* [TASK TO CARRY OUT]:
Retype every line of the entries below word for word, keeping every character as it is.

* [RECORD EXTRACTS]:
— Begin —

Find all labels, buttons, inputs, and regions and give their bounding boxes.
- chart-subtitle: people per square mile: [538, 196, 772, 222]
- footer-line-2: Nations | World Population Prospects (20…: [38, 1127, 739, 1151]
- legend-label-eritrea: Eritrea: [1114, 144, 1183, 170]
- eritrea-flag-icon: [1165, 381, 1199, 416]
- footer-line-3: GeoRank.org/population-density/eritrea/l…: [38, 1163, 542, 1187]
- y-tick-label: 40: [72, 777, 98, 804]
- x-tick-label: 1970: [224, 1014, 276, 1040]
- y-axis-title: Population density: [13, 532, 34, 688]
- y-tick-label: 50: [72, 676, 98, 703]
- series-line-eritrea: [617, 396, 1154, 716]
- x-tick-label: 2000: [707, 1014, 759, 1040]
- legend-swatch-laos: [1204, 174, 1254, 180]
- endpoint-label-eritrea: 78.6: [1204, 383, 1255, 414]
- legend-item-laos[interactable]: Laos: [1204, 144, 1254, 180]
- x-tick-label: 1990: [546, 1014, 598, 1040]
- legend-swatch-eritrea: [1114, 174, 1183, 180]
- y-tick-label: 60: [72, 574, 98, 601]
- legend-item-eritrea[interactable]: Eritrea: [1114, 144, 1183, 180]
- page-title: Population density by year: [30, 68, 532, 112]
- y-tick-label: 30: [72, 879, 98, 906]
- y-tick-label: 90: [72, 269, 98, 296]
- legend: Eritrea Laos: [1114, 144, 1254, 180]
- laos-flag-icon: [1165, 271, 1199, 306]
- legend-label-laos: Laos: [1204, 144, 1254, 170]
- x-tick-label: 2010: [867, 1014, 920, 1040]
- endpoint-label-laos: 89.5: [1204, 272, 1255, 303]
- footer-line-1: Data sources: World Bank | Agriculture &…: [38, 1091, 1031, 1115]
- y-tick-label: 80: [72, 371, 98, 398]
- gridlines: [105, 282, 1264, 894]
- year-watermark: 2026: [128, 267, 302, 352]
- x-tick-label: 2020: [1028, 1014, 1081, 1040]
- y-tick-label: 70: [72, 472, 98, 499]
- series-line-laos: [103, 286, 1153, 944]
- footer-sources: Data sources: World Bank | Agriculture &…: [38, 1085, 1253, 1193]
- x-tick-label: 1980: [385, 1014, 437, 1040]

— End —

* [FULL ANSWER]:
Find all labels, buttons, inputs, and regions and give their bounding boxes.
- chart-subtitle: people per square mile: [538, 196, 772, 222]
- footer-line-2: Nations | World Population Prospects (20…: [38, 1127, 739, 1151]
- legend-label-eritrea: Eritrea: [1114, 144, 1183, 170]
- eritrea-flag-icon: [1165, 381, 1199, 416]
- footer-line-3: GeoRank.org/population-density/eritrea/l…: [38, 1163, 542, 1187]
- y-tick-label: 40: [72, 777, 98, 804]
- x-tick-label: 1970: [224, 1014, 276, 1040]
- y-axis-title: Population density: [13, 532, 34, 688]
- y-tick-label: 50: [72, 676, 98, 703]
- series-line-eritrea: [617, 396, 1154, 716]
- x-tick-label: 2000: [707, 1014, 759, 1040]
- legend-swatch-laos: [1204, 174, 1254, 180]
- endpoint-label-eritrea: 78.6: [1204, 383, 1255, 414]
- legend-item-laos[interactable]: Laos: [1204, 144, 1254, 180]
- x-tick-label: 1990: [546, 1014, 598, 1040]
- legend-swatch-eritrea: [1114, 174, 1183, 180]
- y-tick-label: 60: [72, 574, 98, 601]
- legend-item-eritrea[interactable]: Eritrea: [1114, 144, 1183, 180]
- page-title: Population density by year: [30, 68, 532, 112]
- y-tick-label: 30: [72, 879, 98, 906]
- y-tick-label: 90: [72, 269, 98, 296]
- legend: Eritrea Laos: [1114, 144, 1254, 180]
- laos-flag-icon: [1165, 271, 1199, 306]
- legend-label-laos: Laos: [1204, 144, 1254, 170]
- x-tick-label: 2010: [867, 1014, 920, 1040]
- endpoint-label-laos: 89.5: [1204, 272, 1255, 303]
- footer-line-1: Data sources: World Bank | Agriculture &…: [38, 1091, 1031, 1115]
- y-tick-label: 80: [72, 371, 98, 398]
- gridlines: [105, 282, 1264, 894]
- year-watermark: 2026: [128, 267, 302, 352]
- x-tick-label: 2020: [1028, 1014, 1081, 1040]
- y-tick-label: 70: [72, 472, 98, 499]
- series-line-laos: [103, 286, 1153, 944]
- footer-sources: Data sources: World Bank | Agriculture &…: [38, 1085, 1253, 1193]
- x-tick-label: 1980: [385, 1014, 437, 1040]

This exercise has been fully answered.